=== YOUR TASK ===
From the records below, copy every line that contains the word "Extract".

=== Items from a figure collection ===

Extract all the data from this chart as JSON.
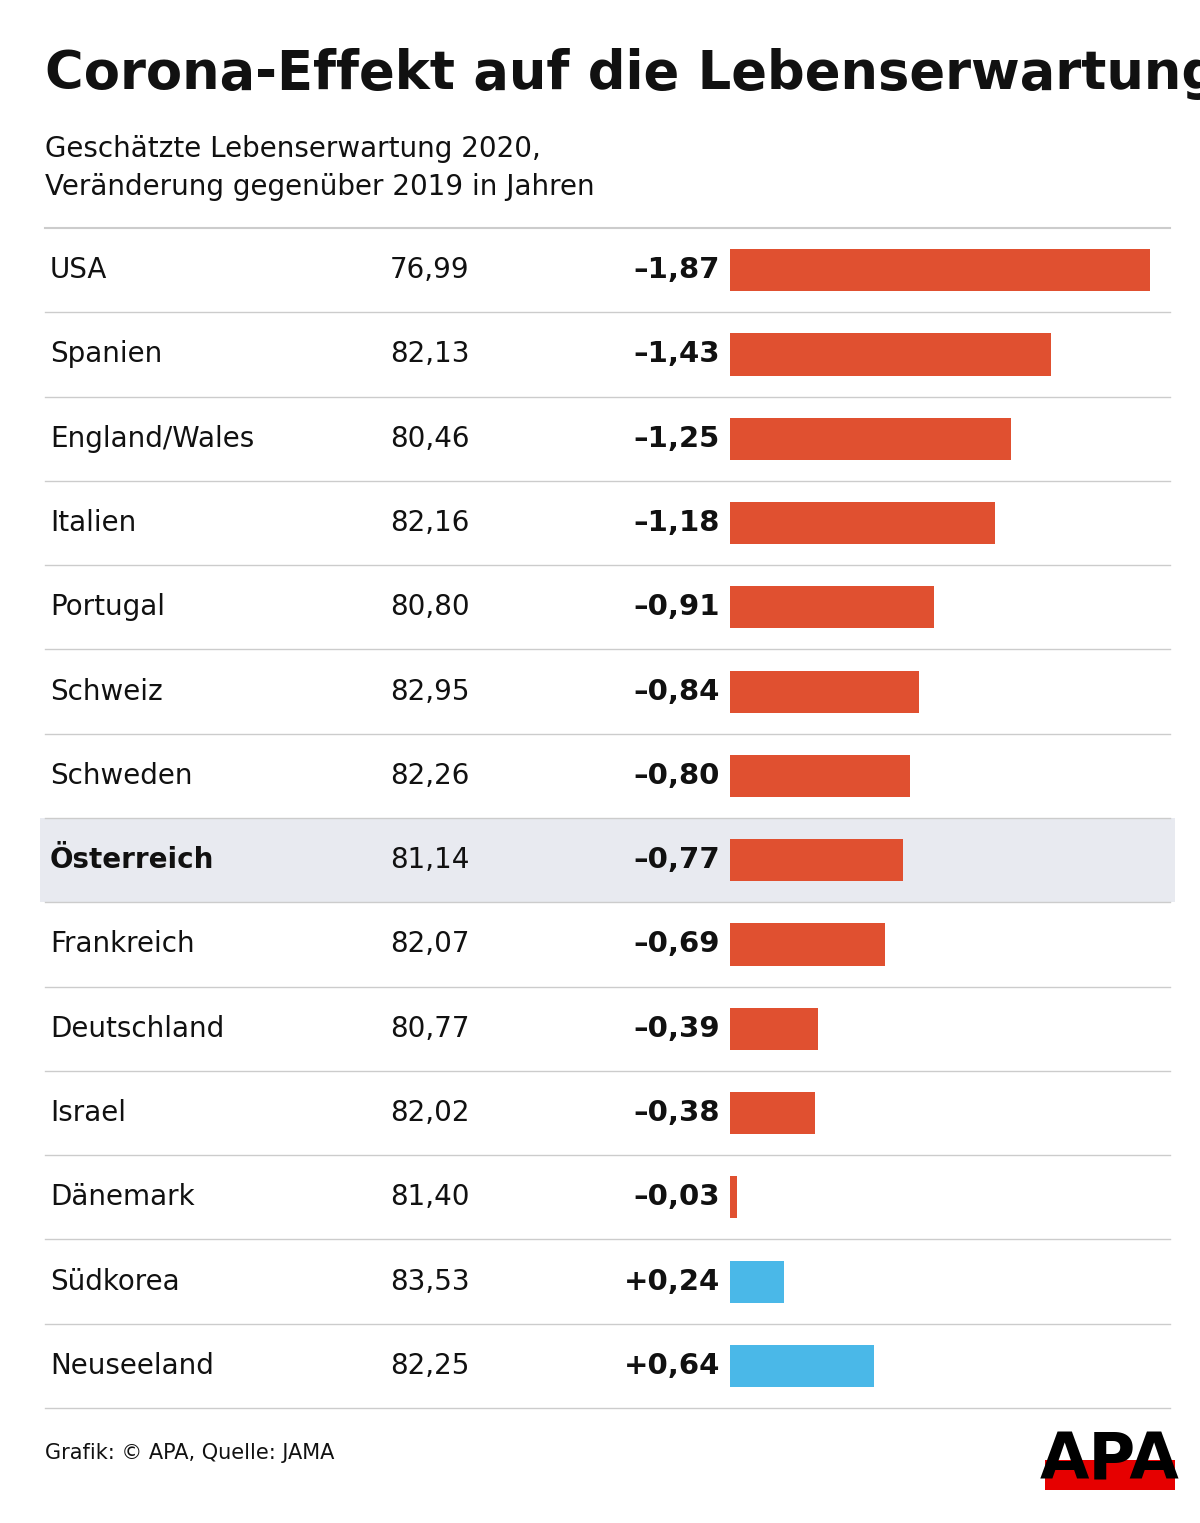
{
  "title": "Corona-Effekt auf die Lebenserwartung",
  "subtitle_line1": "Geschätzte Lebenserwartung 2020,",
  "subtitle_line2": "Veränderung gegenüber 2019 in Jahren",
  "countries": [
    "USA",
    "Spanien",
    "England/Wales",
    "Italien",
    "Portugal",
    "Schweiz",
    "Schweden",
    "Österreich",
    "Frankreich",
    "Deutschland",
    "Israel",
    "Dänemark",
    "Südkorea",
    "Neuseeland"
  ],
  "life_expectancy_str": [
    "76,99",
    "82,13",
    "80,46",
    "82,16",
    "80,80",
    "82,95",
    "82,26",
    "81,14",
    "82,07",
    "80,77",
    "82,02",
    "81,40",
    "83,53",
    "82,25"
  ],
  "changes": [
    -1.87,
    -1.43,
    -1.25,
    -1.18,
    -0.91,
    -0.84,
    -0.8,
    -0.77,
    -0.69,
    -0.39,
    -0.38,
    -0.03,
    0.24,
    0.64
  ],
  "changes_str": [
    "–1,87",
    "–1,43",
    "–1,25",
    "–1,18",
    "–0,91",
    "–0,84",
    "–0,80",
    "–0,77",
    "–0,69",
    "–0,39",
    "–0,38",
    "–0,03",
    "+0,24",
    "+0,64"
  ],
  "highlighted_row": 7,
  "highlight_bg": "#e8eaf0",
  "bar_color_negative": "#e05030",
  "bar_color_positive": "#4ab8e8",
  "background_color": "#ffffff",
  "text_color": "#111111",
  "separator_color": "#cccccc",
  "footer_text": "Grafik: © APA, Quelle: JAMA",
  "apa_red": "#e60000",
  "max_abs_change": 1.87
}
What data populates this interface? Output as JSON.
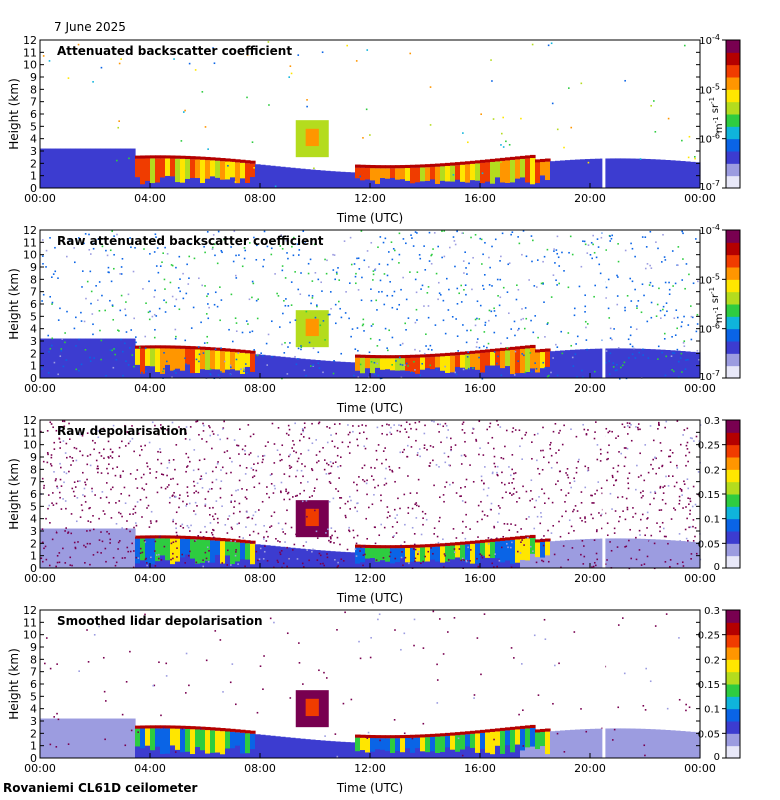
{
  "date": "7 June 2025",
  "station": "Rovaniemi CL61D ceilometer",
  "colors": {
    "colormap": [
      "#e8e8f8",
      "#9c9ce0",
      "#3c3cd0",
      "#0a64e6",
      "#0fb4dc",
      "#2ecc40",
      "#b4dc1e",
      "#ffe600",
      "#ff9600",
      "#f03c00",
      "#b40000",
      "#780050"
    ],
    "frame": "#000000"
  },
  "chart_data": [
    {
      "type": "heatmap",
      "title": "Attenuated backscatter coefficient",
      "xlabel": "Time (UTC)",
      "ylabel": "Height (km)",
      "xticks": [
        "00:00",
        "04:00",
        "08:00",
        "12:00",
        "16:00",
        "20:00",
        "00:00"
      ],
      "yticks": [
        "0",
        "1",
        "2",
        "3",
        "4",
        "5",
        "6",
        "7",
        "8",
        "9",
        "10",
        "11",
        "12"
      ],
      "ylim": [
        0,
        12
      ],
      "colorbar": {
        "scale": "log",
        "ticks": [
          "10^-7",
          "10^-6",
          "10^-5",
          "10^-4"
        ],
        "unit": "m^-1 sr^-1"
      }
    },
    {
      "type": "heatmap",
      "title": "Raw attenuated backscatter coefficient",
      "xlabel": "Time (UTC)",
      "ylabel": "Height (km)",
      "xticks": [
        "00:00",
        "04:00",
        "08:00",
        "12:00",
        "16:00",
        "20:00",
        "00:00"
      ],
      "yticks": [
        "0",
        "1",
        "2",
        "3",
        "4",
        "5",
        "6",
        "7",
        "8",
        "9",
        "10",
        "11",
        "12"
      ],
      "ylim": [
        0,
        12
      ],
      "colorbar": {
        "scale": "log",
        "ticks": [
          "10^-7",
          "10^-6",
          "10^-5",
          "10^-4"
        ],
        "unit": "m^-1 sr^-1"
      }
    },
    {
      "type": "heatmap",
      "title": "Raw depolarisation",
      "xlabel": "Time (UTC)",
      "ylabel": "Height (km)",
      "xticks": [
        "00:00",
        "04:00",
        "08:00",
        "12:00",
        "16:00",
        "20:00",
        "00:00"
      ],
      "yticks": [
        "0",
        "1",
        "2",
        "3",
        "4",
        "5",
        "6",
        "7",
        "8",
        "9",
        "10",
        "11",
        "12"
      ],
      "ylim": [
        0,
        12
      ],
      "colorbar": {
        "scale": "linear",
        "ticks": [
          "0",
          "0.05",
          "0.1",
          "0.15",
          "0.2",
          "0.25",
          "0.3"
        ],
        "unit": ""
      }
    },
    {
      "type": "heatmap",
      "title": "Smoothed lidar depolarisation",
      "xlabel": "Time (UTC)",
      "ylabel": "Height (km)",
      "xticks": [
        "00:00",
        "04:00",
        "08:00",
        "12:00",
        "16:00",
        "20:00",
        "00:00"
      ],
      "yticks": [
        "0",
        "1",
        "2",
        "3",
        "4",
        "5",
        "6",
        "7",
        "8",
        "9",
        "10",
        "11",
        "12"
      ],
      "ylim": [
        0,
        12
      ],
      "colorbar": {
        "scale": "linear",
        "ticks": [
          "0",
          "0.05",
          "0.1",
          "0.15",
          "0.2",
          "0.25",
          "0.3"
        ],
        "unit": ""
      }
    }
  ]
}
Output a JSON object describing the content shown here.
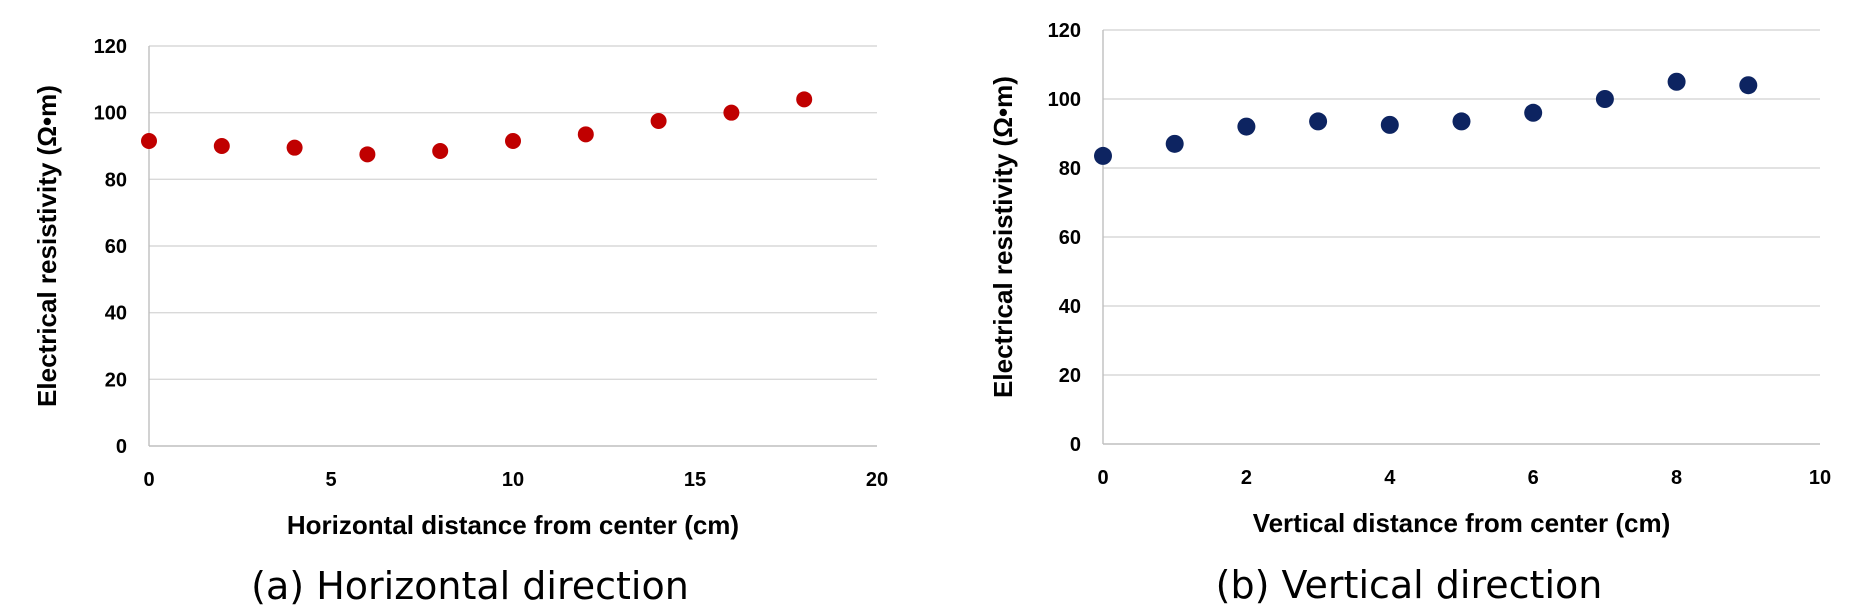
{
  "chart_data": [
    {
      "type": "scatter",
      "caption": "(a) Horizontal direction",
      "xlabel": "Horizontal distance from center (cm)",
      "ylabel": "Electrical resistivity (Ω•m)",
      "xlim": [
        0,
        20
      ],
      "ylim": [
        0,
        120
      ],
      "xticks": [
        0,
        5,
        10,
        15,
        20
      ],
      "yticks": [
        0,
        20,
        40,
        60,
        80,
        100,
        120
      ],
      "grid": true,
      "series": [
        {
          "color": "#c00000",
          "x": [
            0,
            2,
            4,
            6,
            8,
            10,
            12,
            14,
            16,
            18
          ],
          "y": [
            91.5,
            90,
            89.5,
            87.5,
            88.5,
            91.5,
            93.5,
            97.5,
            100,
            104
          ]
        }
      ]
    },
    {
      "type": "scatter",
      "caption": "(b) Vertical direction",
      "xlabel": "Vertical distance from center (cm)",
      "ylabel": "Electrical resistivity (Ω•m)",
      "xlim": [
        0,
        10
      ],
      "ylim": [
        0,
        120
      ],
      "xticks": [
        0,
        2,
        4,
        6,
        8,
        10
      ],
      "yticks": [
        0,
        20,
        40,
        60,
        80,
        100,
        120
      ],
      "grid": true,
      "series": [
        {
          "color": "#0d2461",
          "x": [
            0,
            1,
            2,
            3,
            4,
            5,
            6,
            7,
            8,
            9
          ],
          "y": [
            83.5,
            87,
            92,
            93.5,
            92.5,
            93.5,
            96,
            100,
            105,
            104
          ]
        }
      ]
    }
  ]
}
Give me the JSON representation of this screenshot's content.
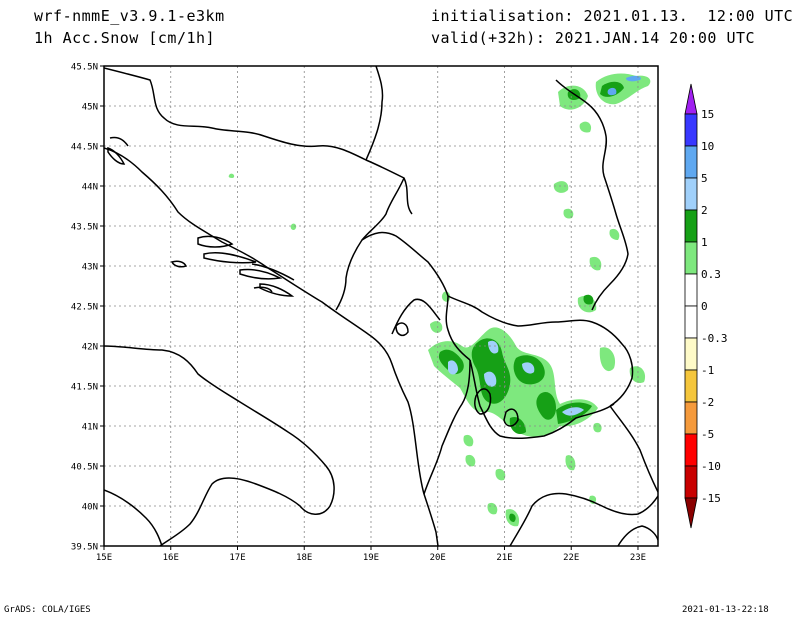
{
  "header": {
    "model": "wrf-nmmE_v3.9.1-e3km",
    "field": "1h Acc.Snow [cm/1h]",
    "init": "initialisation: 2021.01.13.  12:00 UTC",
    "valid": "valid(+32h): 2021.JAN.14 20:00 UTC"
  },
  "footer": {
    "left": "GrADS: COLA/IGES",
    "right": "2021-01-13-22:18"
  },
  "map": {
    "lat_labels": [
      "45.5N",
      "45N",
      "44.5N",
      "44N",
      "43.5N",
      "43N",
      "42.5N",
      "42N",
      "41.5N",
      "41N",
      "40.5N",
      "40N",
      "39.5N"
    ],
    "lon_labels": [
      "15E",
      "16E",
      "17E",
      "18E",
      "19E",
      "20E",
      "21E",
      "22E",
      "23E"
    ],
    "lat_range": [
      39.5,
      45.5
    ],
    "lon_range": [
      15.0,
      23.3
    ],
    "grid": true
  },
  "colorbar": {
    "labels": [
      "15",
      "10",
      "5",
      "2",
      "1",
      "0.3",
      "0",
      "-0.3",
      "-1",
      "-2",
      "-5",
      "-10",
      "-15"
    ],
    "colors": [
      "#a020f0",
      "#3838ff",
      "#5fa8f0",
      "#a0d0fa",
      "#16a016",
      "#7ee87e",
      "#ffffff",
      "#ffffff",
      "#fefac8",
      "#f5c63c",
      "#f59a3c",
      "#ff0000",
      "#c80000",
      "#8a0000"
    ]
  },
  "snow_colors": {
    "light": "#7ee87e",
    "medium": "#16a016",
    "heavy": "#a0d0fa",
    "heavier": "#5fa8f0"
  }
}
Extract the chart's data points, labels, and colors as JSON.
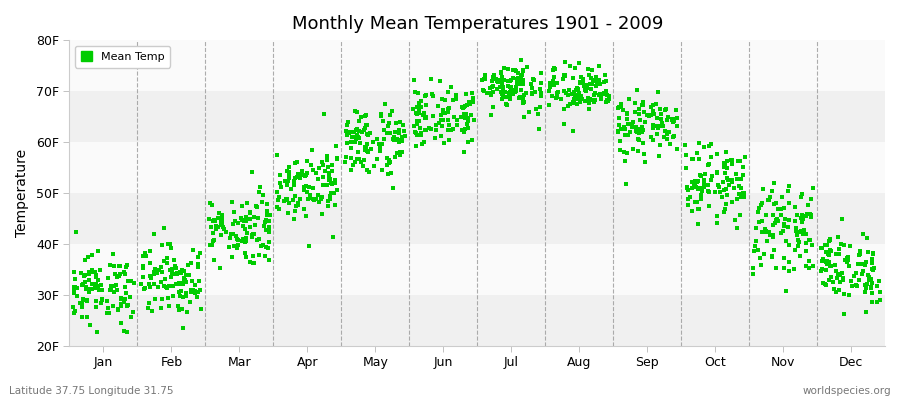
{
  "title": "Monthly Mean Temperatures 1901 - 2009",
  "ylabel": "Temperature",
  "xlabel_months": [
    "Jan",
    "Feb",
    "Mar",
    "Apr",
    "May",
    "Jun",
    "Jul",
    "Aug",
    "Sep",
    "Oct",
    "Nov",
    "Dec"
  ],
  "ytick_labels": [
    "20F",
    "30F",
    "40F",
    "50F",
    "60F",
    "70F",
    "80F"
  ],
  "ytick_values": [
    20,
    30,
    40,
    50,
    60,
    70,
    80
  ],
  "ylim": [
    20,
    80
  ],
  "marker_color": "#00cc00",
  "legend_label": "Mean Temp",
  "subtitle": "Latitude 37.75 Longitude 31.75",
  "watermark": "worldspecies.org",
  "bg_color": "#ffffff",
  "band_colors": [
    "#f0f0f0",
    "#fafafa"
  ],
  "dash_color": "#999999",
  "mean_temps": {
    "Jan": {
      "mean": 31,
      "std": 3.5
    },
    "Feb": {
      "mean": 33,
      "std": 3.5
    },
    "Mar": {
      "mean": 43,
      "std": 3.5
    },
    "Apr": {
      "mean": 52,
      "std": 3.5
    },
    "May": {
      "mean": 60,
      "std": 3.5
    },
    "Jun": {
      "mean": 65,
      "std": 3.0
    },
    "Jul": {
      "mean": 71,
      "std": 2.5
    },
    "Aug": {
      "mean": 70,
      "std": 2.5
    },
    "Sep": {
      "mean": 63,
      "std": 3.0
    },
    "Oct": {
      "mean": 52,
      "std": 3.5
    },
    "Nov": {
      "mean": 43,
      "std": 4.0
    },
    "Dec": {
      "mean": 35,
      "std": 3.5
    }
  },
  "n_years": 109
}
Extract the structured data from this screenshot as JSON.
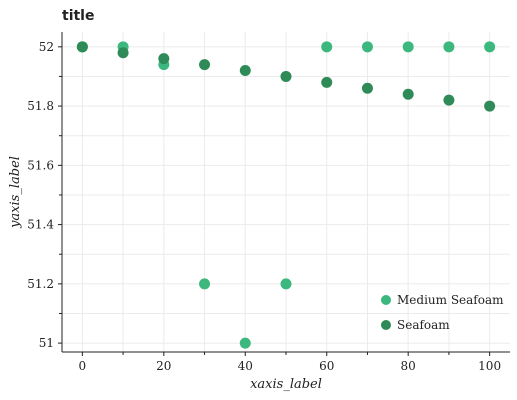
{
  "chart_data": {
    "type": "scatter",
    "title": "title",
    "xlabel": "xaxis_label",
    "ylabel": "yaxis_label",
    "xlim": [
      -5,
      105
    ],
    "ylim": [
      50.97,
      52.05
    ],
    "x_ticks": [
      0,
      20,
      40,
      60,
      80,
      100
    ],
    "y_ticks": [
      51,
      51.2,
      51.4,
      51.6,
      51.8,
      52
    ],
    "grid": true,
    "legend_position": "bottom-right",
    "series": [
      {
        "name": "Medium Seafoam",
        "color": "#3cb87e",
        "x": [
          0,
          10,
          20,
          30,
          40,
          50,
          60,
          70,
          80,
          90,
          100
        ],
        "y": [
          52,
          52,
          51.94,
          51.2,
          51.0,
          51.2,
          52,
          52,
          52,
          52,
          52
        ]
      },
      {
        "name": "Seafoam",
        "color": "#2e8b57",
        "x": [
          0,
          10,
          20,
          30,
          40,
          50,
          60,
          70,
          80,
          90,
          100
        ],
        "y": [
          52,
          51.98,
          51.96,
          51.94,
          51.92,
          51.9,
          51.88,
          51.86,
          51.84,
          51.82,
          51.8
        ]
      }
    ]
  }
}
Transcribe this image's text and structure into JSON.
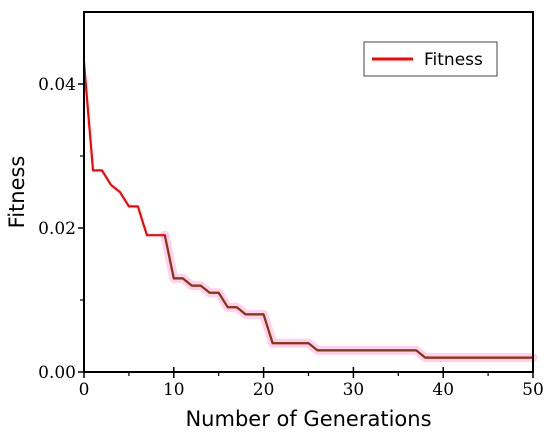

=== RESPONSE ===
Extract all the data from this chart as JSON.
Extract the chart's data points, labels, and colors as JSON.
Extract the structured data from this screenshot as JSON.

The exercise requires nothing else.